> _WRITTEN REQUEST_: Reply with only the number of lines that contain the string "heading".

::::::::::

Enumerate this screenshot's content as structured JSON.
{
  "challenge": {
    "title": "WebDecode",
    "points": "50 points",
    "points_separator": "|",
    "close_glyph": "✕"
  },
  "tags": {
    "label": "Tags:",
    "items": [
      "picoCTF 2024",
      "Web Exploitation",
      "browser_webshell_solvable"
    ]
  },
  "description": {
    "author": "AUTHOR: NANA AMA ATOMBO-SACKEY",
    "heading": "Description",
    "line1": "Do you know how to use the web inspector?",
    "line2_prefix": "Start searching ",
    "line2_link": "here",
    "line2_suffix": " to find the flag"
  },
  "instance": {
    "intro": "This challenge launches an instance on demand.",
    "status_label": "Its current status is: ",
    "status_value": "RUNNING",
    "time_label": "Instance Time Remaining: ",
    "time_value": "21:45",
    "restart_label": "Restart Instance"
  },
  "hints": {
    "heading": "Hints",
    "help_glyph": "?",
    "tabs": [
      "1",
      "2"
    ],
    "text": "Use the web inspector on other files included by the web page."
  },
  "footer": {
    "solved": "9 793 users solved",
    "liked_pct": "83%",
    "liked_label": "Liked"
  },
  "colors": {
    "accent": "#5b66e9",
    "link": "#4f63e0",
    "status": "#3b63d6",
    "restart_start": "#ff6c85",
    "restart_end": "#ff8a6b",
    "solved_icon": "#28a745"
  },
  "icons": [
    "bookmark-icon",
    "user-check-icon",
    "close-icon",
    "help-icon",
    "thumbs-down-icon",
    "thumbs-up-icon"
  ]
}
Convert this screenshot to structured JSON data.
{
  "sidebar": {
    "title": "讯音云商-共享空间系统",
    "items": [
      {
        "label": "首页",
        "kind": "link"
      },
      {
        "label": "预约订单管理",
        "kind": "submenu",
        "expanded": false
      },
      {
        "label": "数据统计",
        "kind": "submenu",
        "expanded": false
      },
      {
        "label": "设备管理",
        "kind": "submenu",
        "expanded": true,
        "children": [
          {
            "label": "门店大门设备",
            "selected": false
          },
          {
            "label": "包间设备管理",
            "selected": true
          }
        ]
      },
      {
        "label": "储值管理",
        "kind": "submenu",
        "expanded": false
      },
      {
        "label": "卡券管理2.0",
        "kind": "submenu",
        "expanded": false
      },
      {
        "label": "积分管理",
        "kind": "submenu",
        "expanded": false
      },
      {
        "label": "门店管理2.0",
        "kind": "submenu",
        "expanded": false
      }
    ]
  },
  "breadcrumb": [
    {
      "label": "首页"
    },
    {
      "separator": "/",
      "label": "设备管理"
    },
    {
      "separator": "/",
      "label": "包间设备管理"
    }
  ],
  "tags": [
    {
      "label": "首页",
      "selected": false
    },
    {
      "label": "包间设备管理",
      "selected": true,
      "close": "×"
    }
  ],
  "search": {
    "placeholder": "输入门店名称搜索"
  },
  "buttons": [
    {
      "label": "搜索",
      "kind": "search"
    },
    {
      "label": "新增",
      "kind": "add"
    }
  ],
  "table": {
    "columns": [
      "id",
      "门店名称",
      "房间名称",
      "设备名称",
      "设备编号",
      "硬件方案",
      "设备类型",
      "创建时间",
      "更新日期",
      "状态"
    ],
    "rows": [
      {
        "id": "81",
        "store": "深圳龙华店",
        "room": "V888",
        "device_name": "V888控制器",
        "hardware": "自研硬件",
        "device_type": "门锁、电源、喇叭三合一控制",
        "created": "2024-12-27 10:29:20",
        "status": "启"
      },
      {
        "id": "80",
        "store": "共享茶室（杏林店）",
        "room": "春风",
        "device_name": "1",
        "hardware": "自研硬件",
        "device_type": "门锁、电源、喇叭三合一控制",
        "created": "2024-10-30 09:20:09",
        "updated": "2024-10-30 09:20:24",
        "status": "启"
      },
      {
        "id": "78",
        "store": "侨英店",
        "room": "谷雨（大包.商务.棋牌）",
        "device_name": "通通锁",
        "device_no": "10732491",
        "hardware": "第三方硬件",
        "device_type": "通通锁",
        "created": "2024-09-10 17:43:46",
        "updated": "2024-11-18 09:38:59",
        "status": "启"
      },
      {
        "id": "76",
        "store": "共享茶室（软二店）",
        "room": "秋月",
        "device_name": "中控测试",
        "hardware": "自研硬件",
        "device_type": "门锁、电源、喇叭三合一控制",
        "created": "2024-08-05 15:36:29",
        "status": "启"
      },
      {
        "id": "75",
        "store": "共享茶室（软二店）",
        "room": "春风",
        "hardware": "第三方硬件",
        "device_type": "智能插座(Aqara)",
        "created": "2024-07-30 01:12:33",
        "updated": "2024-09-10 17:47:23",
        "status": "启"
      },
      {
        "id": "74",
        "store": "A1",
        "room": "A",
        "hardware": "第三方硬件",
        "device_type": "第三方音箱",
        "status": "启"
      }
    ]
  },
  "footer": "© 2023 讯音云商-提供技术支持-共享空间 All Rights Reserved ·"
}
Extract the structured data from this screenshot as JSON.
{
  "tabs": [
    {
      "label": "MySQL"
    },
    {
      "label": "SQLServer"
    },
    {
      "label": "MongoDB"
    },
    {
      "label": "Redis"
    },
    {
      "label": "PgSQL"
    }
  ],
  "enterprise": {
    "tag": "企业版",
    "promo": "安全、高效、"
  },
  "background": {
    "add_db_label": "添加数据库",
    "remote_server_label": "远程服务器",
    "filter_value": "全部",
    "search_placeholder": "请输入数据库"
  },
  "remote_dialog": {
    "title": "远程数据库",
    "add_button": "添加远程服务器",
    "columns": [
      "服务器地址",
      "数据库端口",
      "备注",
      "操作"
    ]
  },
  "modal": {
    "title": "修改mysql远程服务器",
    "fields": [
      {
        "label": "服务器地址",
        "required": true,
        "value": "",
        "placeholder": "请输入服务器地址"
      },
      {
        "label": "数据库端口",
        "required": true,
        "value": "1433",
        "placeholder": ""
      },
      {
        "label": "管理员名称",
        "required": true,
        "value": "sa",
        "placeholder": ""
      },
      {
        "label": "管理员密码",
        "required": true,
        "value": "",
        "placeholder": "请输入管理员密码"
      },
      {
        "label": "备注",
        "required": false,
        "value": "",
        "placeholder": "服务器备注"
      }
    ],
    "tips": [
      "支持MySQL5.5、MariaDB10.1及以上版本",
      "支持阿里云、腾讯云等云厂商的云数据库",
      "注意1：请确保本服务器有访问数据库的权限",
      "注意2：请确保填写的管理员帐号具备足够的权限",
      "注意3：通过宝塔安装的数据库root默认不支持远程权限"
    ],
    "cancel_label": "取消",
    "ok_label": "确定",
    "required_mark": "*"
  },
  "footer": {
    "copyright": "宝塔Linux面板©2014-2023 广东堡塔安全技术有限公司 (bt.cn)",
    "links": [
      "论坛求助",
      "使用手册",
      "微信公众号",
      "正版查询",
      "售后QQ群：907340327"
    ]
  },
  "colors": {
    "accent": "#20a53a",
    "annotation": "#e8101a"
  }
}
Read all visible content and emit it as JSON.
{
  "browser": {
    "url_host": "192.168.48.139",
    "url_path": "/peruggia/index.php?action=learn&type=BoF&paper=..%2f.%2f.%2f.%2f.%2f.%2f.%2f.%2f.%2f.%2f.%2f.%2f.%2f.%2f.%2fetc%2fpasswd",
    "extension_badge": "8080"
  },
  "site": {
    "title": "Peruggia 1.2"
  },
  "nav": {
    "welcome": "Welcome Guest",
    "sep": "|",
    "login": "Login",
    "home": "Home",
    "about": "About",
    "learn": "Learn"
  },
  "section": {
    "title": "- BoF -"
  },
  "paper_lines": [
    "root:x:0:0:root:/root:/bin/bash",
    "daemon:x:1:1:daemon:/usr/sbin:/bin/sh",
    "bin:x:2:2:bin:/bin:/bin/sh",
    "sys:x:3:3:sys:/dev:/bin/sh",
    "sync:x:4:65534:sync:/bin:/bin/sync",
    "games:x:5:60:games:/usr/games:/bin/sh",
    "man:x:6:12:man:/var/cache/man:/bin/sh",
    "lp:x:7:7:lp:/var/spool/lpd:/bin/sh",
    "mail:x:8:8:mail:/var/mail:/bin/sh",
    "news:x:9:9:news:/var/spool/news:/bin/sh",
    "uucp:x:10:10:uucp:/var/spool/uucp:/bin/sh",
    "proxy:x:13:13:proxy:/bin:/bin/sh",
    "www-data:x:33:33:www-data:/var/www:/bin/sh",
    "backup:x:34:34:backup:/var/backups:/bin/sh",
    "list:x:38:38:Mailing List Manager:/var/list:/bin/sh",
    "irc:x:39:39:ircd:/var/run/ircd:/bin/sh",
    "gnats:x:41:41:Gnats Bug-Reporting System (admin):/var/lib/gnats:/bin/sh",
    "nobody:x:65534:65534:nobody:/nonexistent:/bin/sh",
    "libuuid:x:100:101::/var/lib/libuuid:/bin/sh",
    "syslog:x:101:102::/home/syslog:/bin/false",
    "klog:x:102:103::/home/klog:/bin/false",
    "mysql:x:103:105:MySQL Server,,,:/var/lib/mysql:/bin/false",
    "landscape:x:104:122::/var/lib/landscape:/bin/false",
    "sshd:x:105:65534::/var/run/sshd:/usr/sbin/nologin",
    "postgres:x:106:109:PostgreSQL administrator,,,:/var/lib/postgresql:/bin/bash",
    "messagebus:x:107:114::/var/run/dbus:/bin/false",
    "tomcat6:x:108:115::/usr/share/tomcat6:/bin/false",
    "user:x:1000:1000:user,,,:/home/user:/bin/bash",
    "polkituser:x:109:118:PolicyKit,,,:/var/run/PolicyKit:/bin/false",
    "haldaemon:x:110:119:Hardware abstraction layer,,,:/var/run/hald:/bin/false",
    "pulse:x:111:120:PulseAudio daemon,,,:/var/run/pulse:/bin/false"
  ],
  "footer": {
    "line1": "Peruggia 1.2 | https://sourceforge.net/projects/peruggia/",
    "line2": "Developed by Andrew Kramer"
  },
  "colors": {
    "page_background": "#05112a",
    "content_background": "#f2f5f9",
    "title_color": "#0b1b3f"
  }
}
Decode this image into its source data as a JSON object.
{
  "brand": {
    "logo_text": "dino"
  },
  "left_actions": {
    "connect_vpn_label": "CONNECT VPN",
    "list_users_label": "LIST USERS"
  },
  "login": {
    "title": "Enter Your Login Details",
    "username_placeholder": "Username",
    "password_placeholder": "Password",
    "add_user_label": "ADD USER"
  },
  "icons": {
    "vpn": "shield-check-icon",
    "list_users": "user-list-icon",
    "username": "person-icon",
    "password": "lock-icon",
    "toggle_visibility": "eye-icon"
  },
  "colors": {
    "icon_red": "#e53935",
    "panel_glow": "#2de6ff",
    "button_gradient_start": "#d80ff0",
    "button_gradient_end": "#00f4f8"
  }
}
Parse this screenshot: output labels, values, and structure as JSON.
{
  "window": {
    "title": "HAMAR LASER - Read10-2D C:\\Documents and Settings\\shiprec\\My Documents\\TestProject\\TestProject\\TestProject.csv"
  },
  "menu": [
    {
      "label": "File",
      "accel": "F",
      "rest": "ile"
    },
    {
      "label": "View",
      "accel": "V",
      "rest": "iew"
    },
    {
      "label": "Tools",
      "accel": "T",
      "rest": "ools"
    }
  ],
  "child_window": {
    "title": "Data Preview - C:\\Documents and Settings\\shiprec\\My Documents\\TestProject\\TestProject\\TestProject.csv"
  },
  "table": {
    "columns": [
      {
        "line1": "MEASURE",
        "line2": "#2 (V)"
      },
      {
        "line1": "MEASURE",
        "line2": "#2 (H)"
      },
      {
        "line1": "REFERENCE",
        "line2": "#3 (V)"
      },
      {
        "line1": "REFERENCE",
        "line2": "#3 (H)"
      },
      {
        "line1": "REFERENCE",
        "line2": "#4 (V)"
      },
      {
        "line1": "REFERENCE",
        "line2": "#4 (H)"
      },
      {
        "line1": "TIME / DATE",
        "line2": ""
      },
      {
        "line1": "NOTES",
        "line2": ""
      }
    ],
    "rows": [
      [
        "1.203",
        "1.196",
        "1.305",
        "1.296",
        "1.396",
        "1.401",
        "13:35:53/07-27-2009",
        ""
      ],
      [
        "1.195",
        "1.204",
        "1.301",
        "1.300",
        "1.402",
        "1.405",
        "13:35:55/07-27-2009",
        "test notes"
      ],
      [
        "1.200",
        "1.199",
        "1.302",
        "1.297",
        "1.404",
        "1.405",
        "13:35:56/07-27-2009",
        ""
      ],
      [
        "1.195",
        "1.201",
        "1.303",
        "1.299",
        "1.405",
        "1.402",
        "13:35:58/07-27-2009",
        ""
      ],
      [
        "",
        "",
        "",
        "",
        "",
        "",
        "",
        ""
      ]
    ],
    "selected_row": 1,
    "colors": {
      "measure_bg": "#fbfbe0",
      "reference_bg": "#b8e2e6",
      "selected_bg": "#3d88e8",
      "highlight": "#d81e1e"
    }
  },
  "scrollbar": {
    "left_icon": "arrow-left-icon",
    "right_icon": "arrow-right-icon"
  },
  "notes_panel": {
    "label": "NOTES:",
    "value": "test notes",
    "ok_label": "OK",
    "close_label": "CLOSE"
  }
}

::::::::::

> _FINAL ANSWER_: 2